> **EXERCISE INSTRUCTIONS**
Return the records verbatim.

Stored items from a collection
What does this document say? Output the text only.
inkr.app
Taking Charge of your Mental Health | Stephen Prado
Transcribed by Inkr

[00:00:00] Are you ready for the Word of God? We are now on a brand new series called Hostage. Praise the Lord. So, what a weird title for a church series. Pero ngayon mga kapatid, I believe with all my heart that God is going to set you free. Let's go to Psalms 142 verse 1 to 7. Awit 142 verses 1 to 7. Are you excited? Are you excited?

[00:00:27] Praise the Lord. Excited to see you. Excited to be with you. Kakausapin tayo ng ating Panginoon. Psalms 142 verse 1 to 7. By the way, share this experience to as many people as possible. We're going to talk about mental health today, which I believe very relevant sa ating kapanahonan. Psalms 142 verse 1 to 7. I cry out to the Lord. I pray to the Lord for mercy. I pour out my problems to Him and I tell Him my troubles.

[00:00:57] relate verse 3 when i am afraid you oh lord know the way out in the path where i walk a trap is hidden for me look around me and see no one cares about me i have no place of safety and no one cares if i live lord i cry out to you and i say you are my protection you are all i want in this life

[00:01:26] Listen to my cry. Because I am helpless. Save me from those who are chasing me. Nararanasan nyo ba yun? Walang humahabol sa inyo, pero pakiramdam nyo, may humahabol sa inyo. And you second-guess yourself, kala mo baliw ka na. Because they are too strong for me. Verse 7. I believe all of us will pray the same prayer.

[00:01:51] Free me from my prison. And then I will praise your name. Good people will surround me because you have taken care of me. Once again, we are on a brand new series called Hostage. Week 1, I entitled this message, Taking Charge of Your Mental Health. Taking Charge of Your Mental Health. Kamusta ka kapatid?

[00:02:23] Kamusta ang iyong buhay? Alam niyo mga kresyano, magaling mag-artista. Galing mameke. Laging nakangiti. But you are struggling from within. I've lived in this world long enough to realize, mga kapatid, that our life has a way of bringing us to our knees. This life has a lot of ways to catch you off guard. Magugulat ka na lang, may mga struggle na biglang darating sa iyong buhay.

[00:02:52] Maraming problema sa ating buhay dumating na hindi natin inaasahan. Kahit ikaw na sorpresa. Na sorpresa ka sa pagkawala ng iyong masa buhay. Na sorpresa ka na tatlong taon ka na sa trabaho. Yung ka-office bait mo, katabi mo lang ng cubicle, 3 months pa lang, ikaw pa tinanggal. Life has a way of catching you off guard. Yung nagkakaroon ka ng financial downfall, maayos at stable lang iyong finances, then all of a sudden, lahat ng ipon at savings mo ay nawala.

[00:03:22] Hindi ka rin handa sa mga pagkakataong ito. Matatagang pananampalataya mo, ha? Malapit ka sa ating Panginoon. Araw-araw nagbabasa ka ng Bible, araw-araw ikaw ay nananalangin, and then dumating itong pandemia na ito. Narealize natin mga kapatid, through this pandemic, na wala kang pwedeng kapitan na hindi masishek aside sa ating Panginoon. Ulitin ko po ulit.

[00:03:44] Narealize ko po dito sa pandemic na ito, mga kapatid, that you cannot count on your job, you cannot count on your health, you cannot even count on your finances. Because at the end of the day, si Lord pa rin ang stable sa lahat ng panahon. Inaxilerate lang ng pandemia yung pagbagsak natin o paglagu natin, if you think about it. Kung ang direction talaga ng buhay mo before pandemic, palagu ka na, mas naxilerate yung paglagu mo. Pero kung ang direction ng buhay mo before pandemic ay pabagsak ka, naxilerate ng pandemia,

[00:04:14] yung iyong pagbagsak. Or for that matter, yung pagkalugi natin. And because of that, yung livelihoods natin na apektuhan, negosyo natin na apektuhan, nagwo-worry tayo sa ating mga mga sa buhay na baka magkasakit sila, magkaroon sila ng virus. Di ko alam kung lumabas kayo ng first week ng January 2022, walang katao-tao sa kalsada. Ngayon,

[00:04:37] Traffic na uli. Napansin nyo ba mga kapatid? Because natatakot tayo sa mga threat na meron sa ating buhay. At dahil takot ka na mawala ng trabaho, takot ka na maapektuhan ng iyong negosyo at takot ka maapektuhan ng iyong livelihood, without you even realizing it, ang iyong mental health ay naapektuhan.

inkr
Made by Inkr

> **RESPONSE FOR THIS EXERCISE**
What does this document say? Output the text only.
inkr.app
Taking Charge of your Mental Health | Stephen Prado
Transcribed by Inkr

[00:00:00] Are you ready for the Word of God? We are now on a brand new series called Hostage. Praise the Lord. So, what a weird title for a church series. Pero ngayon mga kapatid, I believe with all my heart that God is going to set you free. Let's go to Psalms 142 verse 1 to 7. Awit 142 verses 1 to 7. Are you excited? Are you excited?

[00:00:27] Praise the Lord. Excited to see you. Excited to be with you. Kakausapin tayo ng ating Panginoon. Psalms 142 verse 1 to 7. By the way, share this experience to as many people as possible. We're going to talk about mental health today, which I believe very relevant sa ating kapanahonan. Psalms 142 verse 1 to 7. I cry out to the Lord. I pray to the Lord for mercy. I pour out my problems to Him and I tell Him my troubles.

[00:00:57] relate verse 3 when i am afraid you oh lord know the way out in the path where i walk a trap is hidden for me look around me and see no one cares about me i have no place of safety and no one cares if i live lord i cry out to you and i say you are my protection you are all i want in this life

[00:01:26] Listen to my cry. Because I am helpless. Save me from those who are chasing me. Nararanasan nyo ba yun? Walang humahabol sa inyo, pero pakiramdam nyo, may humahabol sa inyo. And you second-guess yourself, kala mo baliw ka na. Because they are too strong for me. Verse 7. I believe all of us will pray the same prayer.

[00:01:51] Free me from my prison. And then I will praise your name. Good people will surround me because you have taken care of me. Once again, we are on a brand new series called Hostage. Week 1, I entitled this message, Taking Charge of Your Mental Health. Taking Charge of Your Mental Health. Kamusta ka kapatid?

[00:02:23] Kamusta ang iyong buhay? Alam niyo mga kresyano, magaling mag-artista. Galing mameke. Laging nakangiti. But you are struggling from within. I've lived in this world long enough to realize, mga kapatid, that our life has a way of bringing us to our knees. This life has a lot of ways to catch you off guard. Magugulat ka na lang, may mga struggle na biglang darating sa iyong buhay.

[00:02:52] Maraming problema sa ating buhay dumating na hindi natin inaasahan. Kahit ikaw na sorpresa. Na sorpresa ka sa pagkawala ng iyong masa buhay. Na sorpresa ka na tatlong taon ka na sa trabaho. Yung ka-office bait mo, katabi mo lang ng cubicle, 3 months pa lang, ikaw pa tinanggal. Life has a way of catching you off guard. Yung nagkakaroon ka ng financial downfall, maayos at stable lang iyong finances, then all of a sudden, lahat ng ipon at savings mo ay nawala.

[00:03:22] Hindi ka rin handa sa mga pagkakataong ito. Matatagang pananampalataya mo, ha? Malapit ka sa ating Panginoon. Araw-araw nagbabasa ka ng Bible, araw-araw ikaw ay nananalangin, and then dumating itong pandemia na ito. Narealize natin mga kapatid, through this pandemic, na wala kang pwedeng kapitan na hindi masishek aside sa ating Panginoon. Ulitin ko po ulit.

[00:03:44] Narealize ko po dito sa pandemic na ito, mga kapatid, that you cannot count on your job, you cannot count on your health, you cannot even count on your finances. Because at the end of the day, si Lord pa rin ang stable sa lahat ng panahon. Inaxilerate lang ng pandemia yung pagbagsak natin o paglagu natin, if you think about it. Kung ang direction talaga ng buhay mo before pandemic, palagu ka na, mas naxilerate yung paglagu mo. Pero kung ang direction ng buhay mo before pandemic ay pabagsak ka, naxilerate ng pandemia,

[00:04:14] yung iyong pagbagsak. Or for that matter, yung pagkalugi natin. And because of that, yung livelihoods natin na apektuhan, negosyo natin na apektuhan, nagwo-worry tayo sa ating mga mga sa buhay na baka magkasakit sila, magkaroon sila ng virus. Di ko alam kung lumabas kayo ng first week ng January 2022, walang katao-tao sa kalsada. Ngayon,

[00:04:37] Traffic na uli. Napansin nyo ba mga kapatid? Because natatakot tayo sa mga threat na meron sa ating buhay. At dahil takot ka na mawala ng trabaho, takot ka na maapektuhan ng iyong negosyo at takot ka maapektuhan ng iyong livelihood, without you even realizing it, ang iyong mental health ay naapektuhan.

inkr
Made by Inkr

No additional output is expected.